--- DATA FOR PROCESSING ---

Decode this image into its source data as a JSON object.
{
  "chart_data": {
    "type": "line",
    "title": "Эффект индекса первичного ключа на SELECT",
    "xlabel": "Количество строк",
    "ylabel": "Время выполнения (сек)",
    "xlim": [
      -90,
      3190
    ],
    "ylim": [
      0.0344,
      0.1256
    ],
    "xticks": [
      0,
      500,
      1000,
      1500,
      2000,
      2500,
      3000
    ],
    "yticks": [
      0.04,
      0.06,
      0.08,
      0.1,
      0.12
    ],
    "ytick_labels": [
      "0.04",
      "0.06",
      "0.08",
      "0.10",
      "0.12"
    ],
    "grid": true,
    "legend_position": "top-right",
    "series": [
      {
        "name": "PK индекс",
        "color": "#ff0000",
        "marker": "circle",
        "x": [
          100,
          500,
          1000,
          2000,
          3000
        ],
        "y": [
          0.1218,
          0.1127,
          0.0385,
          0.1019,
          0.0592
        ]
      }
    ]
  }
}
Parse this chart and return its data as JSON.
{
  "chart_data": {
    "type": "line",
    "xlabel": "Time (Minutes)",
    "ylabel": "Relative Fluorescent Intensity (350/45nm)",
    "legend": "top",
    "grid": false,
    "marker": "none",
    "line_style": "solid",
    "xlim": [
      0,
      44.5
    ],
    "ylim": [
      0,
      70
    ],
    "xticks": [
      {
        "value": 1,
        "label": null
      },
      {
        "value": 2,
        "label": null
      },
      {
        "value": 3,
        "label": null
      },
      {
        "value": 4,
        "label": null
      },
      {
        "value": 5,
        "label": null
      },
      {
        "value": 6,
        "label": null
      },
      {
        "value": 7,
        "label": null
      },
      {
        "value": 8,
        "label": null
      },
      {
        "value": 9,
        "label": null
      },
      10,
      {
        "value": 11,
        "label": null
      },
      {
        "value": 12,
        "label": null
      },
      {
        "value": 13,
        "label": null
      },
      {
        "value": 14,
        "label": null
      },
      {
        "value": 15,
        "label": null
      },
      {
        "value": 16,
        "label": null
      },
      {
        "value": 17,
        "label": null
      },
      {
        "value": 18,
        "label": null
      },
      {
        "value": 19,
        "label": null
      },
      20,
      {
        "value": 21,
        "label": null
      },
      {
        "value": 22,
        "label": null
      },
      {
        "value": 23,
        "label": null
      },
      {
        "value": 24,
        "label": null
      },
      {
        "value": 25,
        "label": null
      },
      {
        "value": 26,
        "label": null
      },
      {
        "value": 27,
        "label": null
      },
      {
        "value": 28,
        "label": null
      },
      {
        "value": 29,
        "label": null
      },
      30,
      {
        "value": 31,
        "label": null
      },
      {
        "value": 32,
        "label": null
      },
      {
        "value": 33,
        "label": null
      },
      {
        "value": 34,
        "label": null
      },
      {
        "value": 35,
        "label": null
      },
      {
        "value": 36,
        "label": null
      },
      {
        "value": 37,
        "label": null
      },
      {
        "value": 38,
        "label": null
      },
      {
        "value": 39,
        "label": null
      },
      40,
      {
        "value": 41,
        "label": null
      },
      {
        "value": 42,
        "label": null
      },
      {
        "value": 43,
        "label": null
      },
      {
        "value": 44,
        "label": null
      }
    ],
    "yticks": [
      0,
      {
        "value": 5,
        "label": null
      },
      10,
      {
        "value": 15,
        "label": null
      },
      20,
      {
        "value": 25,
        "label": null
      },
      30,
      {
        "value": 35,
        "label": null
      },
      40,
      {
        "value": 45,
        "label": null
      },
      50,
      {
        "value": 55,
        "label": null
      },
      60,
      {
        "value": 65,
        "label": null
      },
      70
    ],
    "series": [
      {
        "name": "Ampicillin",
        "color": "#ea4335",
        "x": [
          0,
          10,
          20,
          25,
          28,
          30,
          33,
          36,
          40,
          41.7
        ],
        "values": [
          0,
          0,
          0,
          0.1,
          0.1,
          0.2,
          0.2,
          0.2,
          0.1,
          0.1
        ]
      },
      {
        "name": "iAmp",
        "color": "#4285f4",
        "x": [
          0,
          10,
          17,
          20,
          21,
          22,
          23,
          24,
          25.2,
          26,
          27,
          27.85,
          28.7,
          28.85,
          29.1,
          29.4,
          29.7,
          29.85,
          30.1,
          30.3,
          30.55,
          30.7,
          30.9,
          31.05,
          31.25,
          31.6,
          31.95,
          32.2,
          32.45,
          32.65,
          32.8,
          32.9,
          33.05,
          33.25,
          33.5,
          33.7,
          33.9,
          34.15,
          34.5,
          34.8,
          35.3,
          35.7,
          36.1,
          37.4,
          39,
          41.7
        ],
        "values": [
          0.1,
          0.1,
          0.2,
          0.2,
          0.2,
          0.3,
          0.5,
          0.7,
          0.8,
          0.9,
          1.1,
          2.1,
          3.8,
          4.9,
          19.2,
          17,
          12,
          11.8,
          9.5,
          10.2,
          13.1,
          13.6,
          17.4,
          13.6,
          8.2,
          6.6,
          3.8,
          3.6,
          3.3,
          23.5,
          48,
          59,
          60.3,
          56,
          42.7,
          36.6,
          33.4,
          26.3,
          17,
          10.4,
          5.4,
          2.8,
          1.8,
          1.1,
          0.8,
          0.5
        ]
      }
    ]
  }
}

---

- _DIRECTION_: Check each line of the records for the string "xlabel" and state how many lines contain it. Give only the number.

- _ANSWER TO THE PROBLEM_: 2